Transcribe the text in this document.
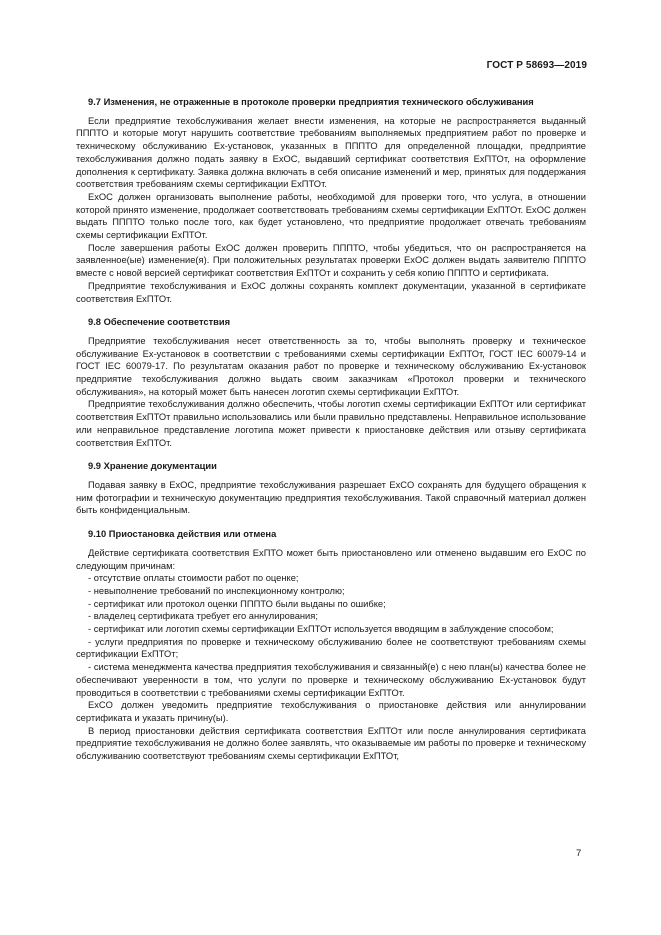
ГОСТ Р 58693—2019
9.7 Изменения, не отраженные в протоколе проверки предприятия технического обслуживания

Если предприятие техобслуживания желает внести изменения, на которые не распространяется выданный ПППТО и которые могут нарушить соответствие требованиям выполняемых предприятием работ по проверке и техническому обслуживанию Ex-установок, указанных в ПППТО для определенной площадки, предприятие техобслуживания должно подать заявку в ExOC, выдавший сертификат соответствия ExПТОт, на оформление дополнения к сертификату. Заявка должна включать в себя описание изменений и мер, принятых для поддержания соответствия требованиям схемы сертификации ExПТОт.

ExOC должен организовать выполнение работы, необходимой для проверки того, что услуга, в отношении которой принято изменение, продолжает соответствовать требованиям схемы сертификации ExПТОт. ExOC должен выдать ПППТО только после того, как будет установлено, что предприятие продолжает отвечать требованиям схемы сертификации ExПТОт.

После завершения работы ExOC должен проверить ПППТО, чтобы убедиться, что он распространяется на заявленное(ые) изменение(я). При положительных результатах проверки ExOC должен выдать заявителю ПППТО вместе с новой версией сертификат соответствия ExПТОт и сохранить у себя копию ПППТО и сертификата.

Предприятие техобслуживания и ExOC должны сохранять комплект документации, указанной в сертификате соответствия ExПТОт.

9.8 Обеспечение соответствия

Предприятие техобслуживания несет ответственность за то, чтобы выполнять проверку и техническое обслуживание Ex-установок в соответствии с требованиями схемы сертификации ExПТОт, ГОСТ IEC 60079-14 и ГОСТ IEC 60079-17. По результатам оказания работ по проверке и техническому обслуживанию Ex-установок предприятие техобслуживания должно выдать своим заказчикам «Протокол проверки и технического обслуживания», на который может быть нанесен логотип схемы сертификации ExПТОт.

Предприятие техобслуживания должно обеспечить, чтобы логотип схемы сертификации ExПТОт или сертификат соответствия ExПТОт правильно использовались или были правильно представлены. Неправильное использование или неправильное представление логотипа может привести к приостановке действия или отзыву сертификата соответствия ExПТОт.

9.9 Хранение документации

Подавая заявку в ExOC, предприятие техобслуживания разрешает ExCO сохранять для будущего обращения к ним фотографии и техническую документацию предприятия техобслуживания. Такой справочный материал должен быть конфиденциальным.

9.10 Приостановка действия или отмена

Действие сертификата соответствия ExПТО может быть приостановлено или отменено выдавшим его ExOC по следующим причинам:

- отсутствие оплаты стоимости работ по оценке;

- невыполнение требований по инспекционному контролю;

- сертификат или протокол оценки ПППТО были выданы по ошибке;

- владелец сертификата требует его аннулирования;

- сертификат или логотип схемы сертификации ExПТОт используется вводящим в заблуждение способом;

- услуги предприятия по проверке и техническому обслуживанию более не соответствуют требованиям схемы сертификации ExПТОт;

- система менеджмента качества предприятия техобслуживания и связанный(е) с нею план(ы) качества более не обеспечивают уверенности в том, что услуги по проверке и техническому обслуживанию Ex-установок будут проводиться в соответствии с требованиями схемы сертификации ExПТОт.

ExCO должен уведомить предприятие техобслуживания о приостановке действия или аннулировании сертификата и указать причину(ы).

В период приостановки действия сертификата соответствия ExПТОт или после аннулирования сертификата предприятие техобслуживания не должно более заявлять, что оказываемые им работы по проверке и техническому обслуживанию соответствуют требованиям схемы сертификации ExПТОт,

7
········
→ **WHAT YOU NEED TO DO**: Without the pictures, write out every entry precisely as it appears.

→ **EXERCISE RESULT**:
Transcribe the text in this document.
ГОСТ Р 58693—2019
9.7 Изменения, не отраженные в протоколе проверки предприятия технического обслуживания

Если предприятие техобслуживания желает внести изменения, на которые не распространяется выданный ПППТО и которые могут нарушить соответствие требованиям выполняемых предприятием работ по проверке и техническому обслуживанию Ex-установок, указанных в ПППТО для определенной площадки, предприятие техобслуживания должно подать заявку в ExOC, выдавший сертификат соответствия ExПТОт, на оформление дополнения к сертификату. Заявка должна включать в себя описание изменений и мер, принятых для поддержания соответствия требованиям схемы сертификации ExПТОт.

ExOC должен организовать выполнение работы, необходимой для проверки того, что услуга, в отношении которой принято изменение, продолжает соответствовать требованиям схемы сертификации ExПТОт. ExOC должен выдать ПППТО только после того, как будет установлено, что предприятие продолжает отвечать требованиям схемы сертификации ExПТОт.

После завершения работы ExOC должен проверить ПППТО, чтобы убедиться, что он распространяется на заявленное(ые) изменение(я). При положительных результатах проверки ExOC должен выдать заявителю ПППТО вместе с новой версией сертификат соответствия ExПТОт и сохранить у себя копию ПППТО и сертификата.

Предприятие техобслуживания и ExOC должны сохранять комплект документации, указанной в сертификате соответствия ExПТОт.

9.8 Обеспечение соответствия

Предприятие техобслуживания несет ответственность за то, чтобы выполнять проверку и техническое обслуживание Ex-установок в соответствии с требованиями схемы сертификации ExПТОт, ГОСТ IEC 60079-14 и ГОСТ IEC 60079-17. По результатам оказания работ по проверке и техническому обслуживанию Ex-установок предприятие техобслуживания должно выдать своим заказчикам «Протокол проверки и технического обслуживания», на который может быть нанесен логотип схемы сертификации ExПТОт.

Предприятие техобслуживания должно обеспечить, чтобы логотип схемы сертификации ExПТОт или сертификат соответствия ExПТОт правильно использовались или были правильно представлены. Неправильное использование или неправильное представление логотипа может привести к приостановке действия или отзыву сертификата соответствия ExПТОт.

9.9 Хранение документации

Подавая заявку в ExOC, предприятие техобслуживания разрешает ExCO сохранять для будущего обращения к ним фотографии и техническую документацию предприятия техобслуживания. Такой справочный материал должен быть конфиденциальным.

9.10 Приостановка действия или отмена

Действие сертификата соответствия ExПТО может быть приостановлено или отменено выдавшим его ExOC по следующим причинам:

- отсутствие оплаты стоимости работ по оценке;

- невыполнение требований по инспекционному контролю;

- сертификат или протокол оценки ПППТО были выданы по ошибке;

- владелец сертификата требует его аннулирования;

- сертификат или логотип схемы сертификации ExПТОт используется вводящим в заблуждение способом;

- услуги предприятия по проверке и техническому обслуживанию более не соответствуют требованиям схемы сертификации ExПТОт;

- система менеджмента качества предприятия техобслуживания и связанный(е) с нею план(ы) качества более не обеспечивают уверенности в том, что услуги по проверке и техническому обслуживанию Ex-установок будут проводиться в соответствии с требованиями схемы сертификации ExПТОт.

ExCO должен уведомить предприятие техобслуживания о приостановке действия или аннулировании сертификата и указать причину(ы).

В период приостановки действия сертификата соответствия ExПТОт или после аннулирования сертификата предприятие техобслуживания не должно более заявлять, что оказываемые им работы по проверке и техническому обслуживанию соответствуют требованиям схемы сертификации ExПТОт,

7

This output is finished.